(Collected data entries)
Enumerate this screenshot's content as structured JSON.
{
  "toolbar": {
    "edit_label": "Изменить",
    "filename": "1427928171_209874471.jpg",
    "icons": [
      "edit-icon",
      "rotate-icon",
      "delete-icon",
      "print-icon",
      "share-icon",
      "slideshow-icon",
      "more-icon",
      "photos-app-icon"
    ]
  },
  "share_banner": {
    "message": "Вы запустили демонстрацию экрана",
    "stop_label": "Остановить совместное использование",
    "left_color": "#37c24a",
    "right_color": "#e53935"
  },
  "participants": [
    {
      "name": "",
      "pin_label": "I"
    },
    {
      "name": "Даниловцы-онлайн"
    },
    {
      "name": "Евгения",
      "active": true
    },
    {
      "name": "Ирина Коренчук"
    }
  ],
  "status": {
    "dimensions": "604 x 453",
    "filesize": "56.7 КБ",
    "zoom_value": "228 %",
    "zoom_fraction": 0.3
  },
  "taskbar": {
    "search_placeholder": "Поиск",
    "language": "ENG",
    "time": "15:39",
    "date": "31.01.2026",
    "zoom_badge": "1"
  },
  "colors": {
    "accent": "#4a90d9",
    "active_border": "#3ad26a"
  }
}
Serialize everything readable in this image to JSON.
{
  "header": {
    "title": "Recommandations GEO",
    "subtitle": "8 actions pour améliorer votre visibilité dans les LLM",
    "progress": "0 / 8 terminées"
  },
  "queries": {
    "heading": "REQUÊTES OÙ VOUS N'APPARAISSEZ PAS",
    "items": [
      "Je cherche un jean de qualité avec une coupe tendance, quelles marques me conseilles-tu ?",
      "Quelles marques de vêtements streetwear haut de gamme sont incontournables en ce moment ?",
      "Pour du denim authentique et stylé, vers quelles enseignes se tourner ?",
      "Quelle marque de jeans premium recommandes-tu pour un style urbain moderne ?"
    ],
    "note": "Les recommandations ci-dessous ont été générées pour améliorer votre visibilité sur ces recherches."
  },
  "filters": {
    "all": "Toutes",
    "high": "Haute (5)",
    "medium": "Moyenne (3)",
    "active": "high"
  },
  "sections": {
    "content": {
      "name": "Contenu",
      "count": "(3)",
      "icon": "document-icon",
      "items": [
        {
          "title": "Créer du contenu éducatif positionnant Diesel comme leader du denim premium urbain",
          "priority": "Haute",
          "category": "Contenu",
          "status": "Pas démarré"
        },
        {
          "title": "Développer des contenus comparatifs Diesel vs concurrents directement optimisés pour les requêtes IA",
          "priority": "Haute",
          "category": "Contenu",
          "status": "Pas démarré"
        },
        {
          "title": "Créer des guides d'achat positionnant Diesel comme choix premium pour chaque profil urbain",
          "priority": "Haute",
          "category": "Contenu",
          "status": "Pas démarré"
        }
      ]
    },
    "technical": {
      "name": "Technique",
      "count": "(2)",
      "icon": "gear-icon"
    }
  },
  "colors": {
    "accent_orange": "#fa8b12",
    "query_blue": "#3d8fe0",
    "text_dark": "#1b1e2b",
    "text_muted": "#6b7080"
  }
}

Goal:
Scan the lines above for "Créer", then copy every one that has it.

Solution for this exercise:
          "title": "Créer du contenu éducatif positionnant Diesel comme leader du denim premium urbain",
          "title": "Créer des guides d'achat positionnant Diesel comme choix premium pour chaque profil urbain",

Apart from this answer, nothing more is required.